### [REQUIREMENT]
For the copy, please give all of the data again exactly and leave the pictures out.

Dataset items:
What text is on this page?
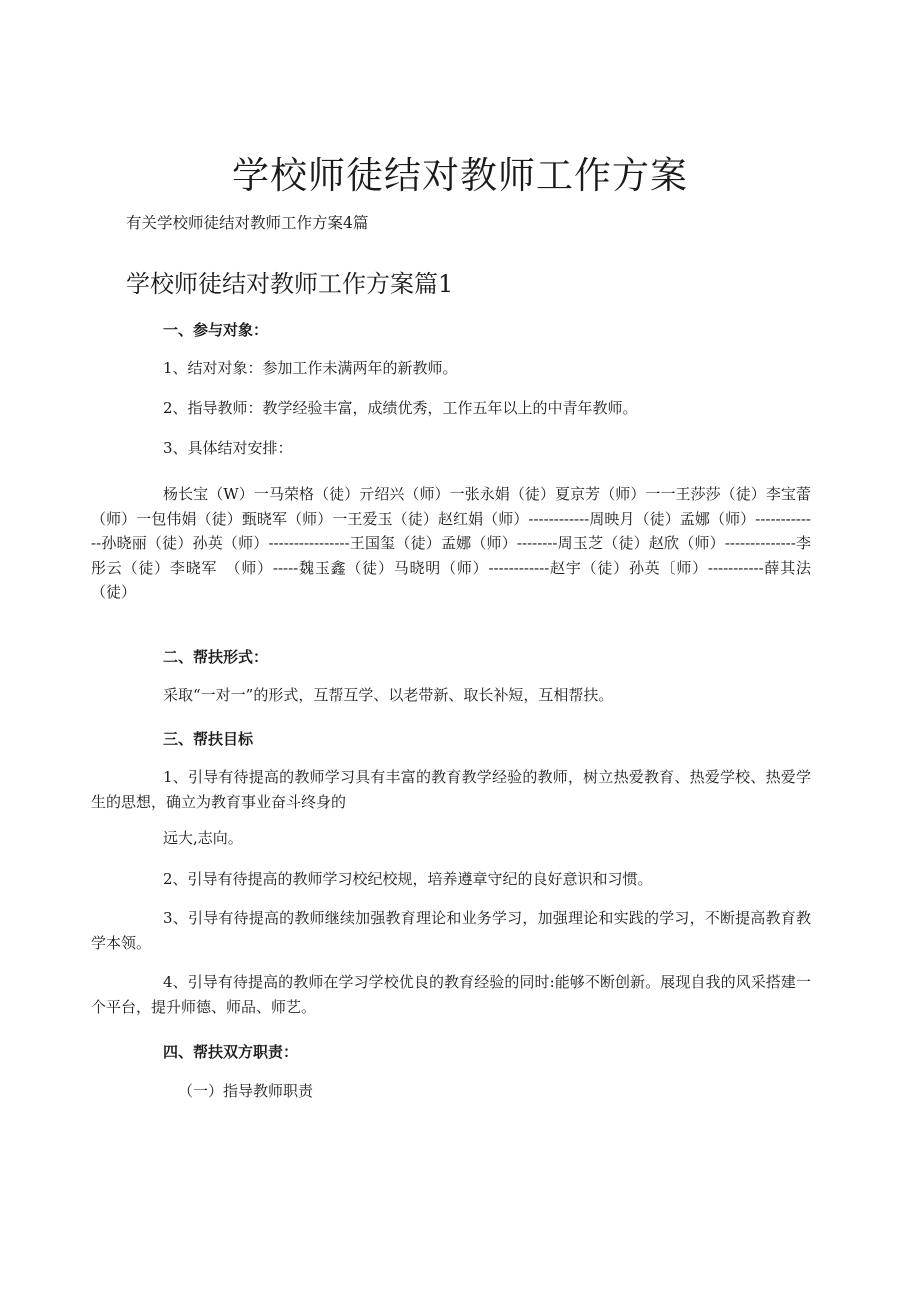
学校师徒结对教师工作方案
有关学校师徒结对教师工作方案4篇
学校师徒结对教师工作方案篇1
一、参与对象：
1、结对对象：参加工作未满两年的新教师。
2、指导教师：教学经验丰富，成绩优秀，工作五年以上的中青年教师。
3、具体结对安排：
杨长宝（W）一马荣格（徒）亓绍兴（师）一张永娟（徒）夏京芳（师）一一王莎莎（徒）李宝蕾（师）一包伟娟（徒）甄晓军（师）一王爱玉（徒）赵红娟（师）------------周映月（徒）孟娜（师）-------------孙晓丽（徒）孙英（师）----------------王国玺（徒）孟娜（师）--------周玉芝（徒）赵欣（师）--------------李彤云（徒）李晓军　（师）-----魏玉鑫（徒）马晓明（师）------------赵宇（徒）孙英〔师）-----------薛其法（徒）
二、帮扶形式：
采取“一对一”的形式，互帮互学、以老带新、取长补短，互相帮扶。
三、帮扶目标
1、引导有待提高的教师学习具有丰富的教育教学经验的教师，树立热爱教育、热爱学校、热爱学生的思想，确立为教育事业奋斗终身的
远大,志向。
2、引导有待提高的教师学习校纪校规，培养遵章守纪的良好意识和习惯。
3、引导有待提高的教师继续加强教育理论和业务学习，加强理论和实践的学习，不断提高教育教学本领。
4、引导有待提高的教师在学习学校优良的教育经验的同时:能够不断创新。展现自我的风采搭建一个平台，提升师德、师品、师艺。
四、帮扶双方职责：
（一）指导教师职责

### [EXERCISE OUTPUT]
What text is on this page?
学校师徒结对教师工作方案
有关学校师徒结对教师工作方案4篇
学校师徒结对教师工作方案篇1
一、参与对象：
1、结对对象：参加工作未满两年的新教师。
2、指导教师：教学经验丰富，成绩优秀，工作五年以上的中青年教师。
3、具体结对安排：
杨长宝（W）一马荣格（徒）亓绍兴（师）一张永娟（徒）夏京芳（师）一一王莎莎（徒）李宝蕾（师）一包伟娟（徒）甄晓军（师）一王爱玉（徒）赵红娟（师）------------周映月（徒）孟娜（师）-------------孙晓丽（徒）孙英（师）----------------王国玺（徒）孟娜（师）--------周玉芝（徒）赵欣（师）--------------李彤云（徒）李晓军　（师）-----魏玉鑫（徒）马晓明（师）------------赵宇（徒）孙英〔师）-----------薛其法（徒）
二、帮扶形式：
采取“一对一”的形式，互帮互学、以老带新、取长补短，互相帮扶。
三、帮扶目标
1、引导有待提高的教师学习具有丰富的教育教学经验的教师，树立热爱教育、热爱学校、热爱学生的思想，确立为教育事业奋斗终身的
远大,志向。
2、引导有待提高的教师学习校纪校规，培养遵章守纪的良好意识和习惯。
3、引导有待提高的教师继续加强教育理论和业务学习，加强理论和实践的学习，不断提高教育教学本领。
4、引导有待提高的教师在学习学校优良的教育经验的同时:能够不断创新。展现自我的风采搭建一个平台，提升师德、师品、师艺。
四、帮扶双方职责：
（一）指导教师职责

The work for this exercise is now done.